Saved data entries:

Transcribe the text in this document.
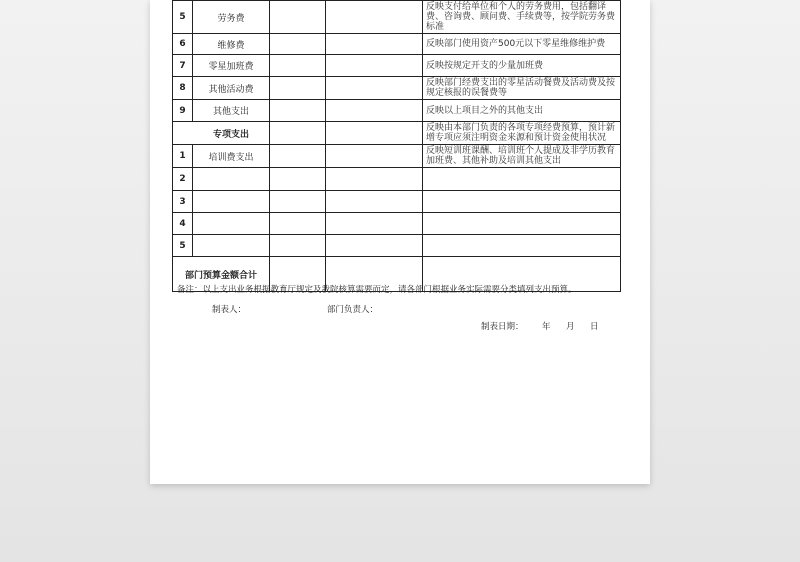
5	劳务费			反映支付给单位和个人的劳务费用，包括翻译费、咨询费、顾问费、手续费等，按学院劳务费标准
6	维修费			反映部门使用资产500元以下零星维修维护费
7	零星加班费			反映按规定开支的少量加班费
8	其他活动费			反映部门经费支出的零星活动餐费及活动费及按规定核报的误餐费等
9	其他支出			反映以上项目之外的其他支出
	专项支出			反映由本部门负责的各项专项经费预算，预计新增专项应须注明资金来源和预计资金使用状况
1	培训费支出			反映短训班课酬、培训班个人提成及非学历教育加班费、其他补助及培训其他支出
2				
3				
4				
5				
部门预算金额合计				
备注：以上支出业务根据教育厅规定及我院核算需要而定，请各部门根据业务实际需要分类填列支出预算。
制表人：	部门负责人：
制表日期： 年 月 日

* _Task statement_:
Write out the entries again, exactly as given, skipping any images.

* _Exercise solution_:
Transcribe the text in this document.
5	劳务费			反映支付给单位和个人的劳务费用，包括翻译费、咨询费、顾问费、手续费等，按学院劳务费标准
6	维修费			反映部门使用资产500元以下零星维修维护费
7	零星加班费			反映按规定开支的少量加班费
8	其他活动费			反映部门经费支出的零星活动餐费及活动费及按规定核报的误餐费等
9	其他支出			反映以上项目之外的其他支出
	专项支出			反映由本部门负责的各项专项经费预算，预计新增专项应须注明资金来源和预计资金使用状况
1	培训费支出			反映短训班课酬、培训班个人提成及非学历教育加班费、其他补助及培训其他支出
2				
3				
4				
5				
部门预算金额合计				
备注：以上支出业务根据教育厅规定及我院核算需要而定，请各部门根据业务实际需要分类填列支出预算。
制表人：	部门负责人：
制表日期： 年 月 日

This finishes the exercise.